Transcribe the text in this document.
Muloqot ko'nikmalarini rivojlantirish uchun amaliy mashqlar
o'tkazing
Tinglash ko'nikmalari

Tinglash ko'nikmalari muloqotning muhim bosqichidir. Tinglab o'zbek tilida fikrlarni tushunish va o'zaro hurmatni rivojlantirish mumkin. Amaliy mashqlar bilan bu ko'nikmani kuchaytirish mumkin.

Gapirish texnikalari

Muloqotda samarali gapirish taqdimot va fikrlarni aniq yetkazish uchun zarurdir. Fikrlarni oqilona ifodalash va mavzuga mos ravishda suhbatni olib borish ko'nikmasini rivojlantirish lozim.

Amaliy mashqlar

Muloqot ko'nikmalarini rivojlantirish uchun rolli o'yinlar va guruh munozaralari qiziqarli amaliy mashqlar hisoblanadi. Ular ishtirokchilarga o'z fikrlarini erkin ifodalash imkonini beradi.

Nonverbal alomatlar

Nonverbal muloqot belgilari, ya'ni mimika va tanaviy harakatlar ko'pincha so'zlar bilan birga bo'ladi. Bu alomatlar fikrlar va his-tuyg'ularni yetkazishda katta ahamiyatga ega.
- - -
Which lines in the records above contain the string "nikmalarini"? Copy each one.

→ **Answer to the task**:
Muloqot ko'nikmalarini rivojlantirish uchun amaliy mashqlar
Muloqot ko'nikmalarini rivojlantirish uchun rolli o'yinlar va guruh munozaralari qiziqarli amaliy mashqlar hisoblanadi. Ular ishtirokchilarga o'z fikrlarini erkin ifodalash imkonini beradi.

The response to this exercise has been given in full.